The records -
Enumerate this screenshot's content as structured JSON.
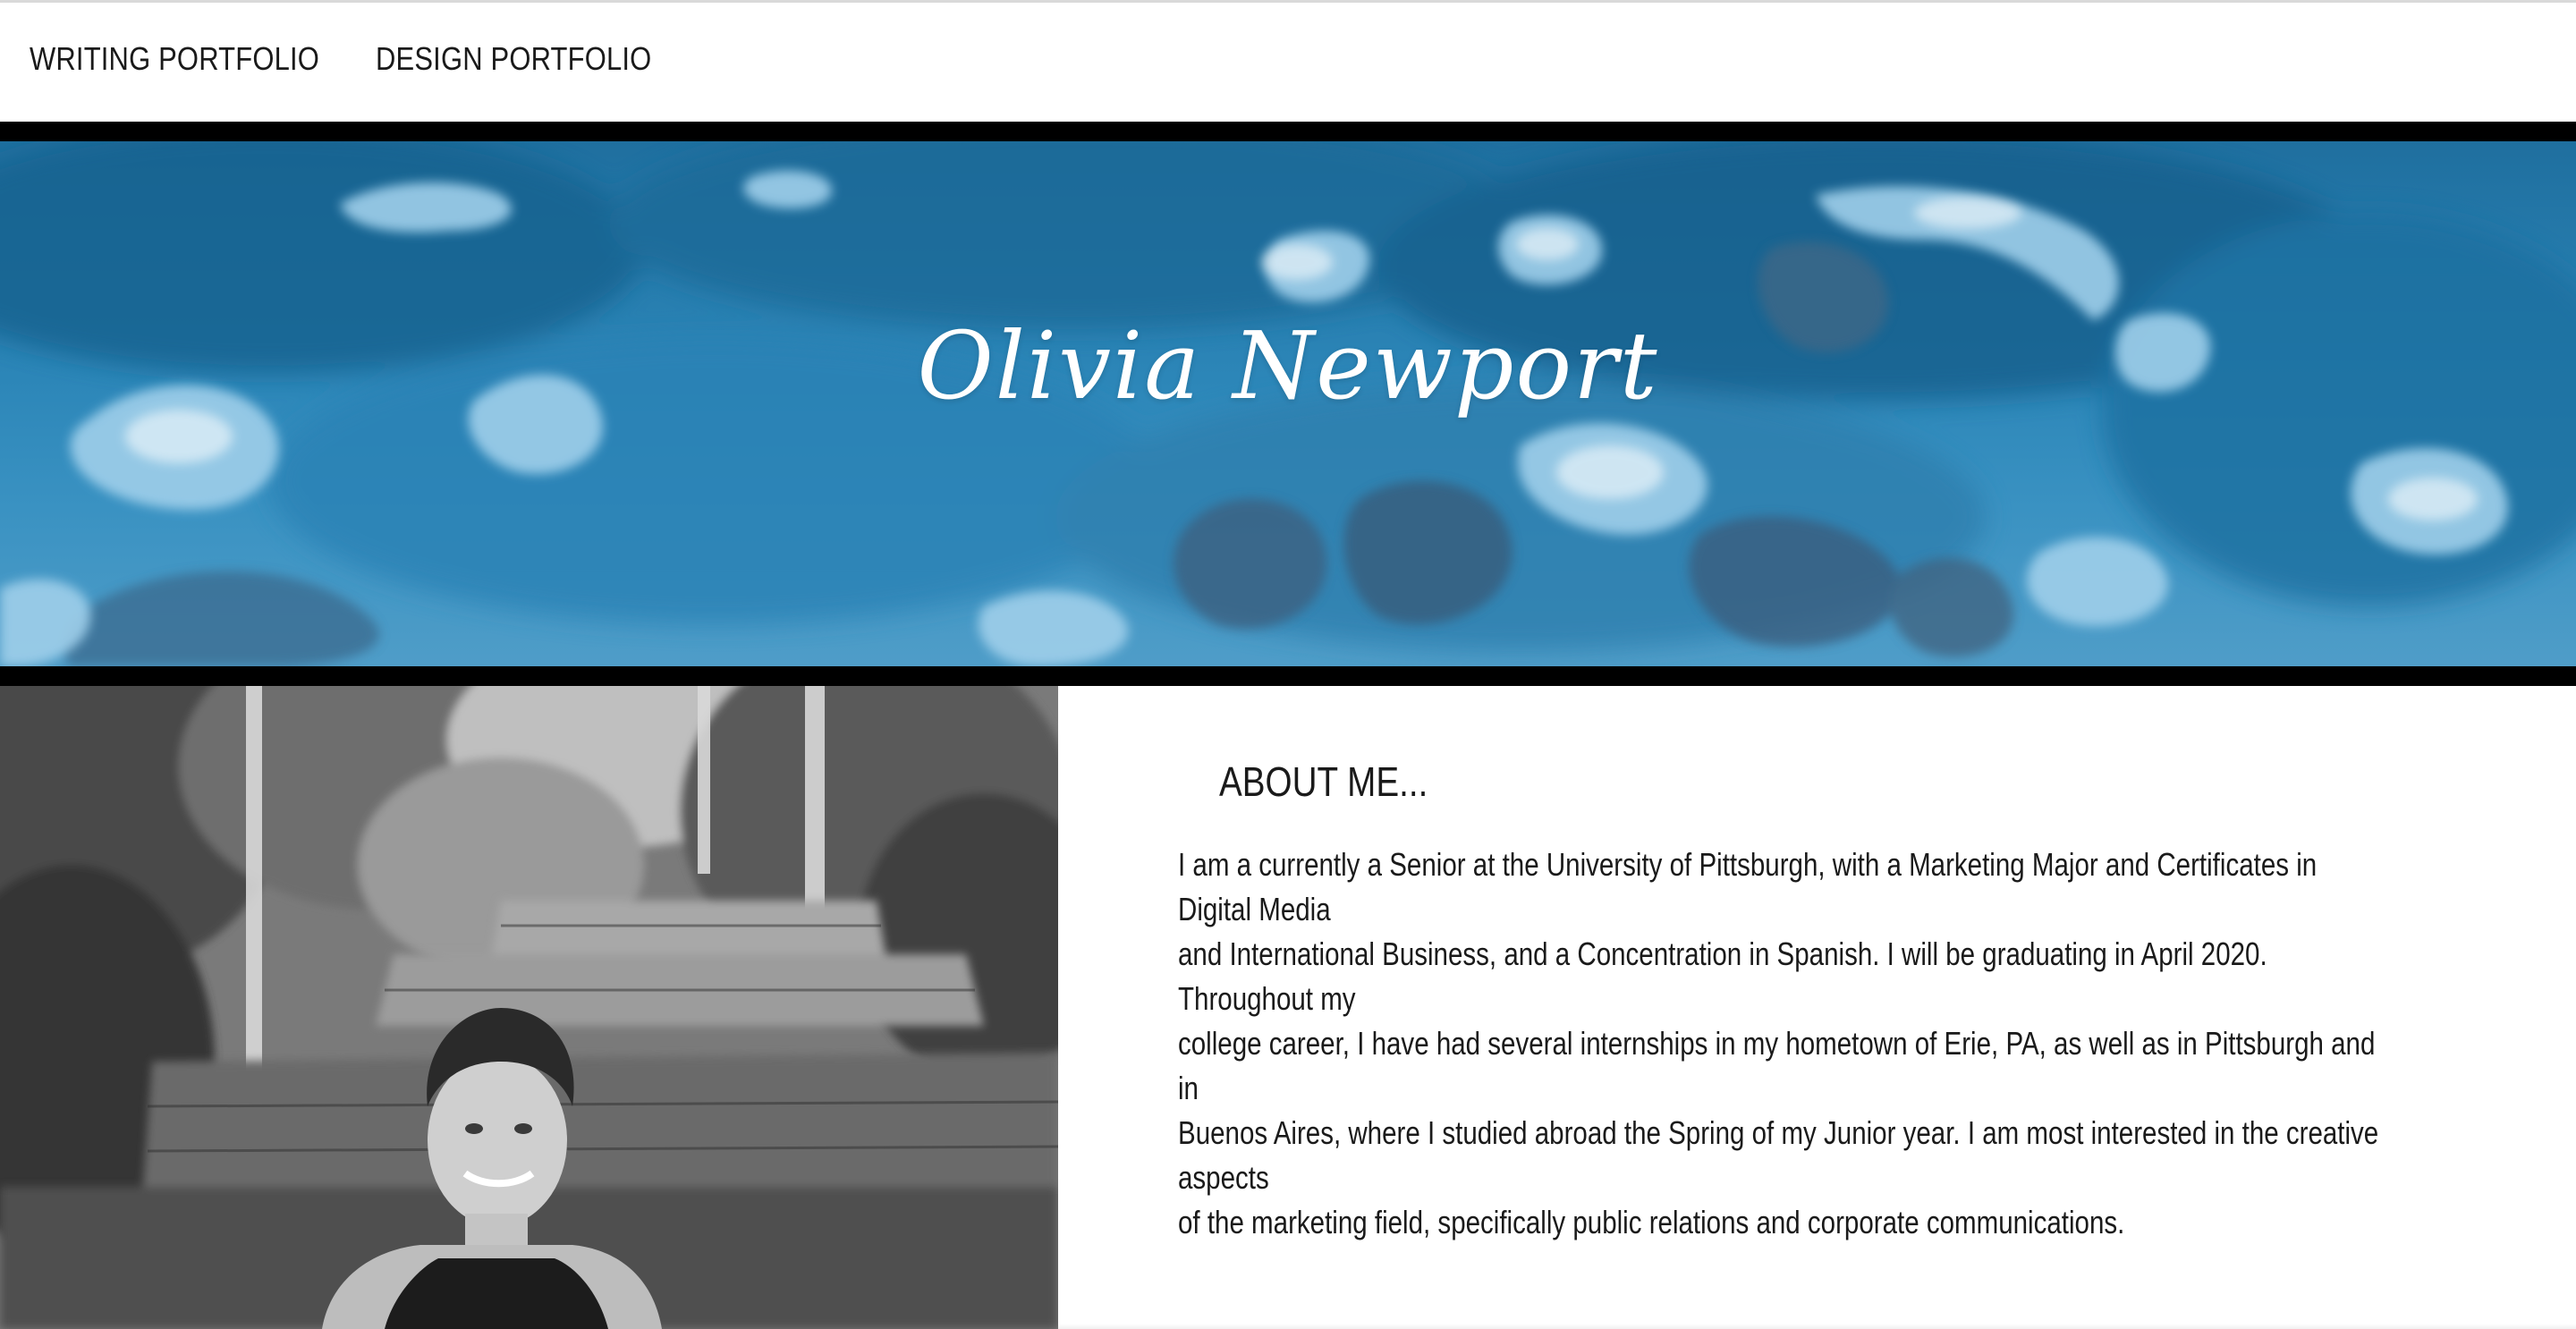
{
  "nav": {
    "items": [
      {
        "label": "WRITING PORTFOLIO"
      },
      {
        "label": "DESIGN PORTFOLIO"
      }
    ]
  },
  "hero": {
    "title": "Olivia Newport"
  },
  "about": {
    "heading": "ABOUT ME...",
    "lines": [
      "I am a currently a Senior at the University of Pittsburgh, with a Marketing Major and Certificates in Digital Media",
      "and International Business, and a Concentration in Spanish. I will be graduating in April 2020. Throughout my",
      "college career, I have had several internships in my hometown of Erie, PA, as well as in Pittsburgh and in",
      "Buenos Aires, where I studied abroad the Spring of my Junior year. I am most interested in the creative aspects",
      "of the marketing field, specifically public relations and corporate communications."
    ]
  },
  "colors": {
    "bar": "#000000",
    "hero_blue": "#2c86b8",
    "text": "#1a1a1a"
  }
}
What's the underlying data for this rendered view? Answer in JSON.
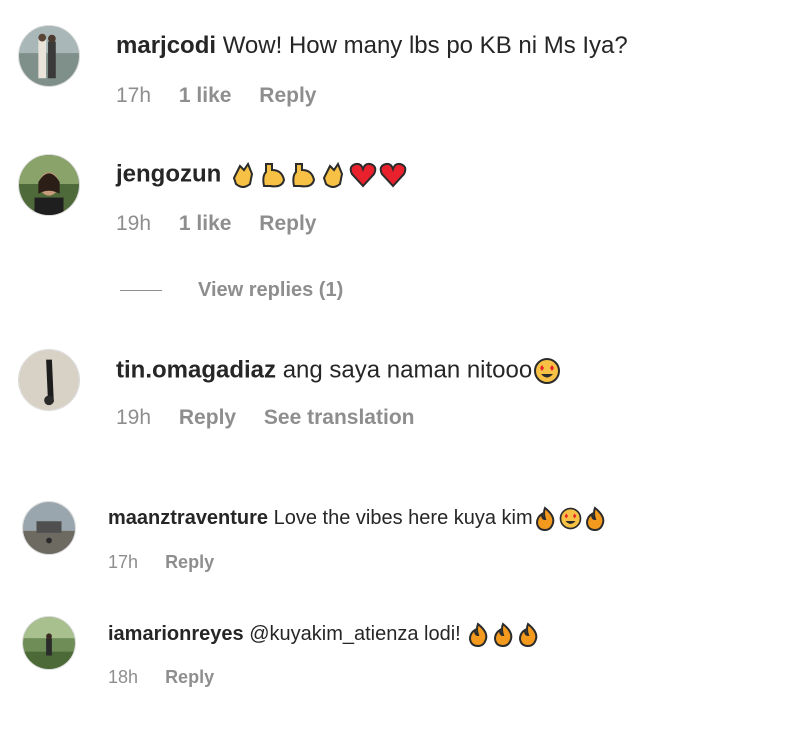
{
  "comments": [
    {
      "username": "marjcodi",
      "text": "Wow! How many lbs po KB ni Ms Iya?",
      "time": "17h",
      "likes": "1 like",
      "reply": "Reply"
    },
    {
      "username": "jengozun",
      "text": "",
      "emojis": [
        "clap-emoji",
        "flexed-bicep-emoji",
        "flexed-bicep-emoji",
        "clap-emoji",
        "red-heart-emoji",
        "red-heart-emoji"
      ],
      "time": "19h",
      "likes": "1 like",
      "reply": "Reply",
      "view_replies": "View replies (1)"
    },
    {
      "username": "tin.omagadiaz",
      "text": "ang saya naman nitooo",
      "emojis": [
        "heart-eyes-emoji"
      ],
      "time": "19h",
      "reply": "Reply",
      "translation": "See translation"
    },
    {
      "username": "maanztraventure",
      "text": "Love the vibes here kuya kim",
      "emojis": [
        "fire-emoji",
        "heart-eyes-emoji",
        "fire-emoji"
      ],
      "time": "17h",
      "reply": "Reply"
    },
    {
      "username": "iamarionreyes",
      "text": "@kuyakim_atienza lodi! ",
      "emojis": [
        "fire-emoji",
        "fire-emoji",
        "fire-emoji"
      ],
      "time": "18h",
      "reply": "Reply"
    }
  ],
  "colors": {
    "text": "#262626",
    "meta": "#8e8e8e",
    "background": "#ffffff"
  }
}
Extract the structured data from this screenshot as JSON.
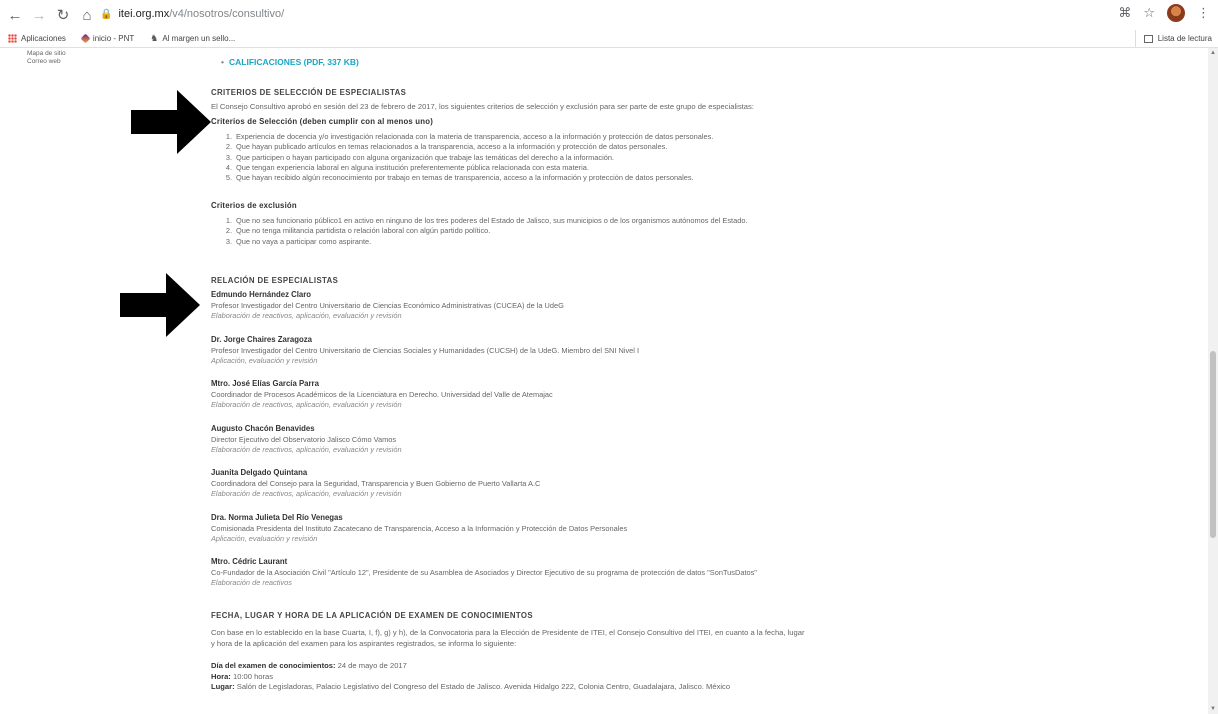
{
  "browser": {
    "url_host": "itei.org.mx",
    "url_path": "/v4/nosotros/consultivo/",
    "bookmarks": [
      "Aplicaciones",
      "inicio - PNT",
      "Al margen un sello..."
    ],
    "reading_list": "Lista de lectura"
  },
  "sidebar": {
    "links": [
      "Mapa de sitio",
      "Correo web"
    ]
  },
  "calificaciones_link": "CALIFICACIONES (PDF, 337 KB)",
  "criterios": {
    "title": "CRITERIOS DE SELECCIÓN DE ESPECIALISTAS",
    "intro": "El Consejo Consultivo aprobó en sesión del 23 de febrero de 2017, los siguientes criterios de selección y exclusión para ser parte de este grupo de especialistas:",
    "seleccion_title": "Criterios de Selección (deben cumplir con al menos uno)",
    "seleccion": [
      "Experiencia de docencia y/o investigación relacionada con la materia de transparencia, acceso a la información y protección de datos personales.",
      "Que hayan publicado artículos en temas relacionados a la transparencia, acceso a la información y protección de datos personales.",
      "Que participen o hayan participado con alguna organización que trabaje las temáticas del derecho a la información.",
      "Que tengan experiencia laboral en alguna institución preferentemente pública relacionada con esta materia.",
      "Que hayan recibido algún reconocimiento por trabajo en temas de transparencia, acceso a la información y protección de datos personales."
    ],
    "exclusion_title": "Criterios de exclusión",
    "exclusion": [
      "Que no sea funcionario público1 en activo en ninguno de los tres poderes del Estado de Jalisco, sus municipios o de los organismos autónomos del Estado.",
      "Que no tenga militancia partidista o relación laboral con algún partido político.",
      "Que no vaya a participar como aspirante."
    ]
  },
  "relacion": {
    "title": "RELACIÓN DE ESPECIALISTAS",
    "specialists": [
      {
        "name": "Edmundo Hernández Claro",
        "desc": "Profesor Investigador del Centro Universitario de Ciencias Económico Administrativas (CUCEA) de la UdeG",
        "role": "Elaboración de reactivos, aplicación, evaluación y revisión"
      },
      {
        "name": "Dr. Jorge Chaires Zaragoza",
        "desc": "Profesor Investigador del Centro Universitario de Ciencias Sociales y Humanidades (CUCSH) de la UdeG. Miembro del SNI Nivel I",
        "role": "Aplicación, evaluación y revisión"
      },
      {
        "name": "Mtro. José Elías García Parra",
        "desc": "Coordinador de Procesos Académicos de la Licenciatura en Derecho. Universidad del Valle de Atemajac",
        "role": "Elaboración de reactivos, aplicación, evaluación y revisión"
      },
      {
        "name": "Augusto Chacón Benavides",
        "desc": "Director Ejecutivo del Observatorio Jalisco Cómo Vamos",
        "role": "Elaboración de reactivos, aplicación, evaluación y revisión"
      },
      {
        "name": "Juanita Delgado Quintana",
        "desc": "Coordinadora del Consejo para la Seguridad, Transparencia y Buen Gobierno de Puerto Vallarta A.C",
        "role": "Elaboración de reactivos, aplicación, evaluación y revisión"
      },
      {
        "name": "Dra. Norma Julieta Del Río Venegas",
        "desc": "Comisionada Presidenta del Instituto Zacatecano de Transparencia, Acceso a la Información y Protección de Datos Personales",
        "role": "Aplicación, evaluación y revisión"
      },
      {
        "name": "Mtro. Cédric Laurant",
        "desc": "Co-Fundador de la Asociación Civil \"Artículo 12\", Presidente de su Asamblea de Asociados y Director Ejecutivo de su programa de protección de datos \"SonTusDatos\"",
        "role": "Elaboración de reactivos"
      }
    ]
  },
  "fecha": {
    "title": "FECHA, LUGAR Y HORA DE LA APLICACIÓN DE EXAMEN DE CONOCIMIENTOS",
    "p1": "Con base en lo establecido en la base Cuarta, I, f), g) y h), de la Convocatoria para la Elección de Presidente de ITEI, el Consejo Consultivo del ITEI, en cuanto a la fecha, lugar",
    "p2": "y hora de la aplicación del examen para los aspirantes registrados, se informa lo siguiente:",
    "dia_label": "Día del examen de conocimientos:",
    "dia_value": "24 de mayo de 2017",
    "hora_label": "Hora:",
    "hora_value": "10:00 horas",
    "lugar_label": "Lugar:",
    "lugar_value": "Salón de Legisladoras, Palacio Legislativo del Congreso del Estado de Jalisco. Avenida Hidalgo 222, Colonia Centro, Guadalajara, Jalisco. México"
  }
}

Written problem - Each record above should be copied character for character, with pictures dropped.

Task output -
Enumerate this screenshot's content as structured JSON.
{
  "nav": {
    "items": [
      {
        "label": "WRITING PORTFOLIO"
      },
      {
        "label": "DESIGN PORTFOLIO"
      }
    ]
  },
  "hero": {
    "title": "Olivia Newport"
  },
  "about": {
    "heading": "ABOUT ME...",
    "lines": [
      "I am a currently a Senior at the University of Pittsburgh, with a Marketing Major and Certificates in Digital Media",
      "and International Business, and a Concentration in Spanish. I will be graduating in April 2020. Throughout my",
      "college career, I have had several internships in my hometown of Erie, PA, as well as in Pittsburgh and in",
      "Buenos Aires, where I studied abroad the Spring of my Junior year. I am most interested in the creative aspects",
      "of the marketing field, specifically public relations and corporate communications."
    ]
  },
  "colors": {
    "bar": "#000000",
    "hero_blue": "#2c86b8",
    "text": "#1a1a1a"
  }
}
What's the underlying data for this rendered view? Answer in JSON.
{
  "comments": [
    {
      "username": "marjcodi",
      "text": "Wow! How many lbs po KB ni Ms Iya?",
      "time": "17h",
      "likes": "1 like",
      "reply": "Reply"
    },
    {
      "username": "jengozun",
      "text": "",
      "emojis": [
        "clap-emoji",
        "flexed-bicep-emoji",
        "flexed-bicep-emoji",
        "clap-emoji",
        "red-heart-emoji",
        "red-heart-emoji"
      ],
      "time": "19h",
      "likes": "1 like",
      "reply": "Reply",
      "view_replies": "View replies (1)"
    },
    {
      "username": "tin.omagadiaz",
      "text": "ang saya naman nitooo",
      "emojis": [
        "heart-eyes-emoji"
      ],
      "time": "19h",
      "reply": "Reply",
      "translation": "See translation"
    },
    {
      "username": "maanztraventure",
      "text": "Love the vibes here kuya kim",
      "emojis": [
        "fire-emoji",
        "heart-eyes-emoji",
        "fire-emoji"
      ],
      "time": "17h",
      "reply": "Reply"
    },
    {
      "username": "iamarionreyes",
      "text": "@kuyakim_atienza lodi! ",
      "emojis": [
        "fire-emoji",
        "fire-emoji",
        "fire-emoji"
      ],
      "time": "18h",
      "reply": "Reply"
    }
  ],
  "colors": {
    "text": "#262626",
    "meta": "#8e8e8e",
    "background": "#ffffff"
  }
}
Extract the structured data from this screenshot as JSON.
{
  "browser": {
    "url_host": "itei.org.mx",
    "url_path": "/v4/nosotros/consultivo/",
    "bookmarks": [
      "Aplicaciones",
      "inicio - PNT",
      "Al margen un sello..."
    ],
    "reading_list": "Lista de lectura"
  },
  "sidebar": {
    "links": [
      "Mapa de sitio",
      "Correo web"
    ]
  },
  "calificaciones_link": "CALIFICACIONES (PDF, 337 KB)",
  "criterios": {
    "title": "CRITERIOS DE SELECCIÓN DE ESPECIALISTAS",
    "intro": "El Consejo Consultivo aprobó en sesión del 23 de febrero de 2017, los siguientes criterios de selección y exclusión para ser parte de este grupo de especialistas:",
    "seleccion_title": "Criterios de Selección (deben cumplir con al menos uno)",
    "seleccion": [
      "Experiencia de docencia y/o investigación relacionada con la materia de transparencia, acceso a la información y protección de datos personales.",
      "Que hayan publicado artículos en temas relacionados a la transparencia, acceso a la información y protección de datos personales.",
      "Que participen o hayan participado con alguna organización que trabaje las temáticas del derecho a la información.",
      "Que tengan experiencia laboral en alguna institución preferentemente pública relacionada con esta materia.",
      "Que hayan recibido algún reconocimiento por trabajo en temas de transparencia, acceso a la información y protección de datos personales."
    ],
    "exclusion_title": "Criterios de exclusión",
    "exclusion": [
      "Que no sea funcionario público1 en activo en ninguno de los tres poderes del Estado de Jalisco, sus municipios o de los organismos autónomos del Estado.",
      "Que no tenga militancia partidista o relación laboral con algún partido político.",
      "Que no vaya a participar como aspirante."
    ]
  },
  "relacion": {
    "title": "RELACIÓN DE ESPECIALISTAS",
    "specialists": [
      {
        "name": "Edmundo Hernández Claro",
        "desc": "Profesor Investigador del Centro Universitario de Ciencias Económico Administrativas (CUCEA) de la UdeG",
        "role": "Elaboración de reactivos, aplicación, evaluación y revisión"
      },
      {
        "name": "Dr. Jorge Chaires Zaragoza",
        "desc": "Profesor Investigador del Centro Universitario de Ciencias Sociales y Humanidades (CUCSH) de la UdeG. Miembro del SNI Nivel I",
        "role": "Aplicación, evaluación y revisión"
      },
      {
        "name": "Mtro. José Elías García Parra",
        "desc": "Coordinador de Procesos Académicos de la Licenciatura en Derecho. Universidad del Valle de Atemajac",
        "role": "Elaboración de reactivos, aplicación, evaluación y revisión"
      },
      {
        "name": "Augusto Chacón Benavides",
        "desc": "Director Ejecutivo del Observatorio Jalisco Cómo Vamos",
        "role": "Elaboración de reactivos, aplicación, evaluación y revisión"
      },
      {
        "name": "Juanita Delgado Quintana",
        "desc": "Coordinadora del Consejo para la Seguridad, Transparencia y Buen Gobierno de Puerto Vallarta A.C",
        "role": "Elaboración de reactivos, aplicación, evaluación y revisión"
      },
      {
        "name": "Dra. Norma Julieta Del Río Venegas",
        "desc": "Comisionada Presidenta del Instituto Zacatecano de Transparencia, Acceso a la Información y Protección de Datos Personales",
        "role": "Aplicación, evaluación y revisión"
      },
      {
        "name": "Mtro. Cédric Laurant",
        "desc": "Co-Fundador de la Asociación Civil \"Artículo 12\", Presidente de su Asamblea de Asociados y Director Ejecutivo de su programa de protección de datos \"SonTusDatos\"",
        "role": "Elaboración de reactivos"
      }
    ]
  },
  "fecha": {
    "title": "FECHA, LUGAR Y HORA DE LA APLICACIÓN DE EXAMEN DE CONOCIMIENTOS",
    "p1": "Con base en lo establecido en la base Cuarta, I, f), g) y h), de la Convocatoria para la Elección de Presidente de ITEI, el Consejo Consultivo del ITEI, en cuanto a la fecha, lugar",
    "p2": "y hora de la aplicación del examen para los aspirantes registrados, se informa lo siguiente:",
    "dia_label": "Día del examen de conocimientos:",
    "dia_value": "24 de mayo de 2017",
    "hora_label": "Hora:",
    "hora_value": "10:00 horas",
    "lugar_label": "Lugar:",
    "lugar_value": "Salón de Legisladoras, Palacio Legislativo del Congreso del Estado de Jalisco. Avenida Hidalgo 222, Colonia Centro, Guadalajara, Jalisco. México"
  }
}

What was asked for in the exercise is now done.